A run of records

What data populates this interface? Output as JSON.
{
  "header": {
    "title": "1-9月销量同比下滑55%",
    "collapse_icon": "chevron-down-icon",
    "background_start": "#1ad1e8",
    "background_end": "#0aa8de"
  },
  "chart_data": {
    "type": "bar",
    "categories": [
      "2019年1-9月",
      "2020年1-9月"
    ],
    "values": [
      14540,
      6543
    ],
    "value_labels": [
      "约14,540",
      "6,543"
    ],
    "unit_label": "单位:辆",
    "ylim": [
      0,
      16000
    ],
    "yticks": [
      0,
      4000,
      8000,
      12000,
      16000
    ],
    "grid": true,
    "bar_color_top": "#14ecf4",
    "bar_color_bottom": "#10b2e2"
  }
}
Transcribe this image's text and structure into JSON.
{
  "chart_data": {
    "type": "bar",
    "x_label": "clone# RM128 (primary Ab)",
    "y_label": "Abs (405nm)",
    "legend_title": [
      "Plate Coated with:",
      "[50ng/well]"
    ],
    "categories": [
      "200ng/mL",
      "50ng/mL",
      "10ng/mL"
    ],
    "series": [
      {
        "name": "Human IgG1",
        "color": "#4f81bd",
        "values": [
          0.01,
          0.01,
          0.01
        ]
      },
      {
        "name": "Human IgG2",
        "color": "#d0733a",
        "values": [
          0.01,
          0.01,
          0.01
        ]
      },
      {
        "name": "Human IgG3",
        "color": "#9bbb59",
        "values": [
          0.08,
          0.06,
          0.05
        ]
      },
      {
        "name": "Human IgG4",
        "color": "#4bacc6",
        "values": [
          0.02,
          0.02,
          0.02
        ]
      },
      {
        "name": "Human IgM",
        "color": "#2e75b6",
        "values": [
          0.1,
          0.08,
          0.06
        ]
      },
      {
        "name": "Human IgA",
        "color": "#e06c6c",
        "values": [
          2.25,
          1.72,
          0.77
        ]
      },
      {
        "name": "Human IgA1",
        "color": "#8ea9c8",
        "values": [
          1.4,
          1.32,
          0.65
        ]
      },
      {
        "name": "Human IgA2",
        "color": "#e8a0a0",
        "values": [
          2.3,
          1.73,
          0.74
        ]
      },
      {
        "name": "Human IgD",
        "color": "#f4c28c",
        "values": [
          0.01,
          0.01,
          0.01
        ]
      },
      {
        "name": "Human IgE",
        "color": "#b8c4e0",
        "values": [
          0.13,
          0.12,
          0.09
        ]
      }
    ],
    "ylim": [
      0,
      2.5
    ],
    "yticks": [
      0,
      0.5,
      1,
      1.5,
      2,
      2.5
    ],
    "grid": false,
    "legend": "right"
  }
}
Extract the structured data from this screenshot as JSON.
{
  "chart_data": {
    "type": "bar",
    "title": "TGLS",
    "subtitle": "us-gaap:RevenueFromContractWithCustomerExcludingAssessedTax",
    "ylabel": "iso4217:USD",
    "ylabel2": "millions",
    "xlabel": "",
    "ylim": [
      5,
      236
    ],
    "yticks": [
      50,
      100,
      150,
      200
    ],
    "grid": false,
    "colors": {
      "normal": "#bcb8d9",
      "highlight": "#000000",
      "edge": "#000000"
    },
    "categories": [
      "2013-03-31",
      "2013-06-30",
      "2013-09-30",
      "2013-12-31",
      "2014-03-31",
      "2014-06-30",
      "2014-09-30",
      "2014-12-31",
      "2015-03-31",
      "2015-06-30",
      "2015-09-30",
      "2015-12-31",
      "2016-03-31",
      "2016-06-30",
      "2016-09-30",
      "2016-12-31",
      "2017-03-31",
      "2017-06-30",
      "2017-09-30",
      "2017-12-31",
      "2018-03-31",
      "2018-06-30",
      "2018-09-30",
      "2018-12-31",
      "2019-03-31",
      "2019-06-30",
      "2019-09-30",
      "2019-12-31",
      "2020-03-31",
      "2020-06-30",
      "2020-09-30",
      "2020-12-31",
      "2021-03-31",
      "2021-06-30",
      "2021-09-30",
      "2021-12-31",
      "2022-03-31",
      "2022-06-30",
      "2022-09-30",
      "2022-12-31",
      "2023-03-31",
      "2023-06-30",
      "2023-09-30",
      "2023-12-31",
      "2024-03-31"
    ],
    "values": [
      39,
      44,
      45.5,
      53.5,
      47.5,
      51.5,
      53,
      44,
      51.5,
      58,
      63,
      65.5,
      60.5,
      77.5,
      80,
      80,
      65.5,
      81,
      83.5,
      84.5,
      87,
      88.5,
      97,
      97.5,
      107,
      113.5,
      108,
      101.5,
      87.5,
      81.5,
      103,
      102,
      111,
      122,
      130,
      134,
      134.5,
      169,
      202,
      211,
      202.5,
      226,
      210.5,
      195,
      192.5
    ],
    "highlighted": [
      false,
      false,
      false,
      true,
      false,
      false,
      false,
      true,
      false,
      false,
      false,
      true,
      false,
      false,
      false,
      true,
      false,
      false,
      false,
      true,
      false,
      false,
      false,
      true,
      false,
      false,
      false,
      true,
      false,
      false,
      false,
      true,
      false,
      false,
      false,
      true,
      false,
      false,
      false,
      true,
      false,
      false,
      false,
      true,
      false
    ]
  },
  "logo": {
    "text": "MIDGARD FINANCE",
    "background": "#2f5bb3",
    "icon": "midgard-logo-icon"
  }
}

* _EXERCISE GOAL_
Lines that include the word "icon" — how many are there in the data? Answer with the number alone.

* _EXERCISE ANSWER_
2